◆ Written task ◆
Show all lines of the listing that hold the word "settings".

◆ Supplied records ◆
■ ■ ■ ■
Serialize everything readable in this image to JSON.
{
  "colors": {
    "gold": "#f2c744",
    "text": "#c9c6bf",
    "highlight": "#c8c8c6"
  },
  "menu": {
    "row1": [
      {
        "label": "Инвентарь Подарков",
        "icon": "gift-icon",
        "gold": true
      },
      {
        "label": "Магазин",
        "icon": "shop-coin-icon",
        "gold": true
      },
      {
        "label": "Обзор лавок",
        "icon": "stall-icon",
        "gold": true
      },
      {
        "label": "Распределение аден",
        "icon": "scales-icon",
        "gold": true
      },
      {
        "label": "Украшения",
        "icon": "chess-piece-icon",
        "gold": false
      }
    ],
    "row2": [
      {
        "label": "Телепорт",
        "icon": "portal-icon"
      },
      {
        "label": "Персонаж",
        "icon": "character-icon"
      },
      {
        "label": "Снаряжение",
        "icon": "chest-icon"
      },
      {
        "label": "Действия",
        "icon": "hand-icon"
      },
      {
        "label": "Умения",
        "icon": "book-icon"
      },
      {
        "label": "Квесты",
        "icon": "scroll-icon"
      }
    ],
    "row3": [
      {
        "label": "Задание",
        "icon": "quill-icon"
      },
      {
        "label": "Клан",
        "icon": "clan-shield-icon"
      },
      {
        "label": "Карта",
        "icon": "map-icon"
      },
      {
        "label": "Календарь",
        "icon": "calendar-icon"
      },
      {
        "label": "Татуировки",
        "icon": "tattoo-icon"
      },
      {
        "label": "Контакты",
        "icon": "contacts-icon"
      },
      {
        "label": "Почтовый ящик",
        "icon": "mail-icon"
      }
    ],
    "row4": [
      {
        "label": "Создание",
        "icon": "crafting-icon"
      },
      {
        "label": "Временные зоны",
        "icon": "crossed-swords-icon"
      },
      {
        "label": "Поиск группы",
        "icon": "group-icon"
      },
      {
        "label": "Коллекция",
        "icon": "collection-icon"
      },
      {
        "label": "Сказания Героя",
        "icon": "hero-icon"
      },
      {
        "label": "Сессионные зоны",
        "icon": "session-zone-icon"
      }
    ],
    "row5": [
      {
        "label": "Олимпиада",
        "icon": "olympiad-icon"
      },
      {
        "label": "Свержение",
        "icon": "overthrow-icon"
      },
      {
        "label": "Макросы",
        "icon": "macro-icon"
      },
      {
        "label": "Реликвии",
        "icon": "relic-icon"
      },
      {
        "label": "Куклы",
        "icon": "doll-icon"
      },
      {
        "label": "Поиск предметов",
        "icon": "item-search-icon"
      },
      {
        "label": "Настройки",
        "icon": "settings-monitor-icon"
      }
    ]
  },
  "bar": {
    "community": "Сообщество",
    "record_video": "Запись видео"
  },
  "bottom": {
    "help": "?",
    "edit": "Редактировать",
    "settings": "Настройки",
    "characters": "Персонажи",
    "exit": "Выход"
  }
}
■ ■ ■ ■
◆ Answer to the problem ◆
        "icon": "settings-monitor-icon"
    "settings": "Настройки",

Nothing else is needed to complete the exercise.